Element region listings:
------------------------------

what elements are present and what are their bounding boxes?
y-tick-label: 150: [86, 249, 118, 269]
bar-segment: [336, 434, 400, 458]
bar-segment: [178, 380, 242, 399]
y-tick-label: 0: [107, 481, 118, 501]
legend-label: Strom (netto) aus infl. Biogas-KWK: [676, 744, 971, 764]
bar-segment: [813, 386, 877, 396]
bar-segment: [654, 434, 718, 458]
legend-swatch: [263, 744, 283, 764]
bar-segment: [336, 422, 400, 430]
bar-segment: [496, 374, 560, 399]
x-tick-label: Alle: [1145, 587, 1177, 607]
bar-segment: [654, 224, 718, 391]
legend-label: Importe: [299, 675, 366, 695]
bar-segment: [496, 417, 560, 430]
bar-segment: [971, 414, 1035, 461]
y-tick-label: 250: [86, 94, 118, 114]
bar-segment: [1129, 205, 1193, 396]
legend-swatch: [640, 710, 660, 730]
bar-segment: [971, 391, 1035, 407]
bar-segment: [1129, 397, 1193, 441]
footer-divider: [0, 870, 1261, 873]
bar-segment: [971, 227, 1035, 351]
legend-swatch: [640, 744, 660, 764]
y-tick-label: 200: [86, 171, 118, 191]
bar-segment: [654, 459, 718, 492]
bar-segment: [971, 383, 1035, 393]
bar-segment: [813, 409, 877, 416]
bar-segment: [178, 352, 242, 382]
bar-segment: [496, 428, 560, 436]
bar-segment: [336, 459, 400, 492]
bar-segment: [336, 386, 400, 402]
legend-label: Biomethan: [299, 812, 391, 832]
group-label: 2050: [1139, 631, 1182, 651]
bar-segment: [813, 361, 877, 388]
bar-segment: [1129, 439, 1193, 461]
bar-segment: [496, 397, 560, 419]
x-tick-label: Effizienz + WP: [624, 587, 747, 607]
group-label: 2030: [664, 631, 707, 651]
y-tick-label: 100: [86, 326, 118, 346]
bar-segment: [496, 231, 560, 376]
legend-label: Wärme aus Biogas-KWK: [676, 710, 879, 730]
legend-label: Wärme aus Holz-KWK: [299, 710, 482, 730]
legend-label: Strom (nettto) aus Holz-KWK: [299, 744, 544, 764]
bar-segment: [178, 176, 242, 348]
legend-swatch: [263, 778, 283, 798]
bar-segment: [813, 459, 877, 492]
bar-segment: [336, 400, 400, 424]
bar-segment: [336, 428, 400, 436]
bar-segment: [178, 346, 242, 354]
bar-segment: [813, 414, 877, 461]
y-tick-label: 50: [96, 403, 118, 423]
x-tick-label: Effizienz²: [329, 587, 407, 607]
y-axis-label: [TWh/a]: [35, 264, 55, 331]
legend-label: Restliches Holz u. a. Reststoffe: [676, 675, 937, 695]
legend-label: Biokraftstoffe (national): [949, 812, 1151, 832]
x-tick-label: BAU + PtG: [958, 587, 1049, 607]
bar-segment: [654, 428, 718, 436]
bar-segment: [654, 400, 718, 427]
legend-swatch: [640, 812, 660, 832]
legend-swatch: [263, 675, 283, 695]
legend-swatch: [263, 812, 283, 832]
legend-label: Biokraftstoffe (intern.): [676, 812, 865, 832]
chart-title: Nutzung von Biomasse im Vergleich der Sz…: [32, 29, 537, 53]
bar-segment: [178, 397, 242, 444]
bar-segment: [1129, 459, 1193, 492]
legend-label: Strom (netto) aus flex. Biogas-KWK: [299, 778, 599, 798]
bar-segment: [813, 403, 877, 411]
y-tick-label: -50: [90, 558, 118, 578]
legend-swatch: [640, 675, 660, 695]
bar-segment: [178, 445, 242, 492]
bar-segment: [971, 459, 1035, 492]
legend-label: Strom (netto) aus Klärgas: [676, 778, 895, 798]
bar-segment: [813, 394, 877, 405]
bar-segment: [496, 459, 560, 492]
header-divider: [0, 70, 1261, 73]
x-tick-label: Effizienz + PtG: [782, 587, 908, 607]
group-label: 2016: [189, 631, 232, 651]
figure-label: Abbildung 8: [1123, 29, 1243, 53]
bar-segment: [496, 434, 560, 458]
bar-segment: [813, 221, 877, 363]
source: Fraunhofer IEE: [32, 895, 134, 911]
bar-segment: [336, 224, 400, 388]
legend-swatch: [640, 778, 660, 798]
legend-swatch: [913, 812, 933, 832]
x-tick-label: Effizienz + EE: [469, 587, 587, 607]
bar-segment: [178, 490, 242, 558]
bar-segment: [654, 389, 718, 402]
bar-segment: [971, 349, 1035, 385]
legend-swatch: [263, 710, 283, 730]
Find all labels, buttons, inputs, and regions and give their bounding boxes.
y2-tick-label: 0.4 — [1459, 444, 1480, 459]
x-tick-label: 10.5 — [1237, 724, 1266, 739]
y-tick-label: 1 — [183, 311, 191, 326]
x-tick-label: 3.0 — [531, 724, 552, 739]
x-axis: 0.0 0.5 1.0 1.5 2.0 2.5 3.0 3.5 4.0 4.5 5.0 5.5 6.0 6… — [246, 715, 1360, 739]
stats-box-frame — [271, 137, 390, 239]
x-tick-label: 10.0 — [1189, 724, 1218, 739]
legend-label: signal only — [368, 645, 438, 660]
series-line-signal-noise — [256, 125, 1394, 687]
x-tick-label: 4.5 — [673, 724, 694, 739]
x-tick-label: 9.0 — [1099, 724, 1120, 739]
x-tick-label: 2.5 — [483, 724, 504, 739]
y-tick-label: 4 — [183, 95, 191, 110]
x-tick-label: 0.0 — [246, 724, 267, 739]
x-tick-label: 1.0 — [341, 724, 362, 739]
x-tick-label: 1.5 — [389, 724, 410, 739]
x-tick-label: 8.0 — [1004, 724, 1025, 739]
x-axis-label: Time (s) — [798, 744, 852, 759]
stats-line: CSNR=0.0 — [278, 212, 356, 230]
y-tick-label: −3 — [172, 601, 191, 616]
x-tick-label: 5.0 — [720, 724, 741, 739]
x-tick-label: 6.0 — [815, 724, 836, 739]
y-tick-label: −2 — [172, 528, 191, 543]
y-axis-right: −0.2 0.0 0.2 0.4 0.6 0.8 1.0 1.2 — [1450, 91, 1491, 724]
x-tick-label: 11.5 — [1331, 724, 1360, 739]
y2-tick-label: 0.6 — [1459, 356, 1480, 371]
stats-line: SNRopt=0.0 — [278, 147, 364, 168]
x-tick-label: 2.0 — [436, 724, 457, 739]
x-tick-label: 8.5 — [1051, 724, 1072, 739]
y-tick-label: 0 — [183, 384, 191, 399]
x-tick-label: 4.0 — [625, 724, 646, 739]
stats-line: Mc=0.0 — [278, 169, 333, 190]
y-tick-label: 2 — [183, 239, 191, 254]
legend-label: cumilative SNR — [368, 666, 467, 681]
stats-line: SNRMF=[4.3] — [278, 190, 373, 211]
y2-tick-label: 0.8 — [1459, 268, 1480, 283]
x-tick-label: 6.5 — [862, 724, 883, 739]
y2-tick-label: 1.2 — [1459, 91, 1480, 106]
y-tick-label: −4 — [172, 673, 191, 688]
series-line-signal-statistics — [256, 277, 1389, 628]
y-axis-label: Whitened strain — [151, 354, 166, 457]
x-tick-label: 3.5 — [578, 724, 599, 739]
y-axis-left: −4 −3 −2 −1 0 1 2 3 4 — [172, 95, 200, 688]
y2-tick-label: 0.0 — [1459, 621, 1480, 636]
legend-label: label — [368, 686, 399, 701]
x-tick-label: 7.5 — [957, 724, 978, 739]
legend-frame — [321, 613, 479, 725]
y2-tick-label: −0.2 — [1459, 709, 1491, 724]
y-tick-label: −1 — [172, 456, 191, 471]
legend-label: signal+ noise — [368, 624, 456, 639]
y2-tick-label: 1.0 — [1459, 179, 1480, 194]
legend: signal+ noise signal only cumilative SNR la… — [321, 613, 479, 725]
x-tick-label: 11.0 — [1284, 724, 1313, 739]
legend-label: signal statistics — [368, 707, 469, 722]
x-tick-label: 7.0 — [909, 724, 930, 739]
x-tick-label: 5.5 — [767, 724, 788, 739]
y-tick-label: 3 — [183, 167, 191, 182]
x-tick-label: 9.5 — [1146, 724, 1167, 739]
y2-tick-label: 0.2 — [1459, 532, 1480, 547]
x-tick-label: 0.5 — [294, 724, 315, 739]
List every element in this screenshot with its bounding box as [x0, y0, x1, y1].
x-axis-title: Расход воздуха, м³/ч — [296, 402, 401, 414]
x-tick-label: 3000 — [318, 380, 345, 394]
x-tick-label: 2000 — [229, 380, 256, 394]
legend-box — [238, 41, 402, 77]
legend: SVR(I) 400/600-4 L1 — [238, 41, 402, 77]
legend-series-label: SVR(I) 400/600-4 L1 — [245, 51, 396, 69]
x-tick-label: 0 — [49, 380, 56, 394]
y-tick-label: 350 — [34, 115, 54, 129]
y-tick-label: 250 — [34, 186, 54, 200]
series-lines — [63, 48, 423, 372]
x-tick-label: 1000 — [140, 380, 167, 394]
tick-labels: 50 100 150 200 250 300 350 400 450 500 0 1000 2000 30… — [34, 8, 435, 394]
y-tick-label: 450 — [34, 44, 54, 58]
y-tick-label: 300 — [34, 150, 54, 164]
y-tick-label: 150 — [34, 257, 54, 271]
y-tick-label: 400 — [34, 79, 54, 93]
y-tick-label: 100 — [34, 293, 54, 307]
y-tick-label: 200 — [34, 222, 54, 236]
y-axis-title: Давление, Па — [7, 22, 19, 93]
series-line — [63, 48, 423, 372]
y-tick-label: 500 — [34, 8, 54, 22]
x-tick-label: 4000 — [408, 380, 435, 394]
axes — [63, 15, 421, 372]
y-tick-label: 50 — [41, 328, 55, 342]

------------------------------

**Stated problem**
Copy the entries word for word, beginning with the first line and ending with the line containing "bar-segment: [654, 400, 718, 427]", including both of those lines.

**The response**
what elements are present and what are their bounding boxes?
y-tick-label: 150: [86, 249, 118, 269]
bar-segment: [336, 434, 400, 458]
bar-segment: [178, 380, 242, 399]
y-tick-label: 0: [107, 481, 118, 501]
legend-label: Strom (netto) aus infl. Biogas-KWK: [676, 744, 971, 764]
bar-segment: [813, 386, 877, 396]
bar-segment: [654, 434, 718, 458]
legend-swatch: [263, 744, 283, 764]
bar-segment: [336, 422, 400, 430]
bar-segment: [496, 374, 560, 399]
x-tick-label: Alle: [1145, 587, 1177, 607]
bar-segment: [654, 224, 718, 391]
legend-label: Importe: [299, 675, 366, 695]
bar-segment: [496, 417, 560, 430]
bar-segment: [971, 414, 1035, 461]
y-tick-label: 250: [86, 94, 118, 114]
bar-segment: [1129, 205, 1193, 396]
legend-swatch: [640, 710, 660, 730]
bar-segment: [971, 391, 1035, 407]
bar-segment: [1129, 397, 1193, 441]
footer-divider: [0, 870, 1261, 873]
bar-segment: [971, 227, 1035, 351]
legend-swatch: [640, 744, 660, 764]
y-tick-label: 200: [86, 171, 118, 191]
bar-segment: [654, 459, 718, 492]
bar-segment: [971, 383, 1035, 393]
bar-segment: [813, 409, 877, 416]
bar-segment: [178, 352, 242, 382]
bar-segment: [496, 428, 560, 436]
bar-segment: [336, 459, 400, 492]
bar-segment: [336, 386, 400, 402]
legend-label: Biomethan: [299, 812, 391, 832]
group-label: 2050: [1139, 631, 1182, 651]
bar-segment: [813, 361, 877, 388]
bar-segment: [1129, 439, 1193, 461]
bar-segment: [496, 397, 560, 419]
x-tick-label: Effizienz + WP: [624, 587, 747, 607]
group-label: 2030: [664, 631, 707, 651]
y-tick-label: 100: [86, 326, 118, 346]
bar-segment: [496, 231, 560, 376]
legend-label: Wärme aus Biogas-KWK: [676, 710, 879, 730]
legend-label: Wärme aus Holz-KWK: [299, 710, 482, 730]
legend-label: Strom (nettto) aus Holz-KWK: [299, 744, 544, 764]
bar-segment: [178, 176, 242, 348]
legend-swatch: [263, 778, 283, 798]
bar-segment: [813, 459, 877, 492]
bar-segment: [336, 400, 400, 424]
bar-segment: [336, 428, 400, 436]
bar-segment: [178, 346, 242, 354]
bar-segment: [813, 414, 877, 461]
y-tick-label: 50: [96, 403, 118, 423]
x-tick-label: Effizienz²: [329, 587, 407, 607]
y-axis-label: [TWh/a]: [35, 264, 55, 331]
legend-label: Restliches Holz u. a. Reststoffe: [676, 675, 937, 695]
legend-label: Biokraftstoffe (national): [949, 812, 1151, 832]
x-tick-label: BAU + PtG: [958, 587, 1049, 607]
bar-segment: [654, 428, 718, 436]
bar-segment: [654, 400, 718, 427]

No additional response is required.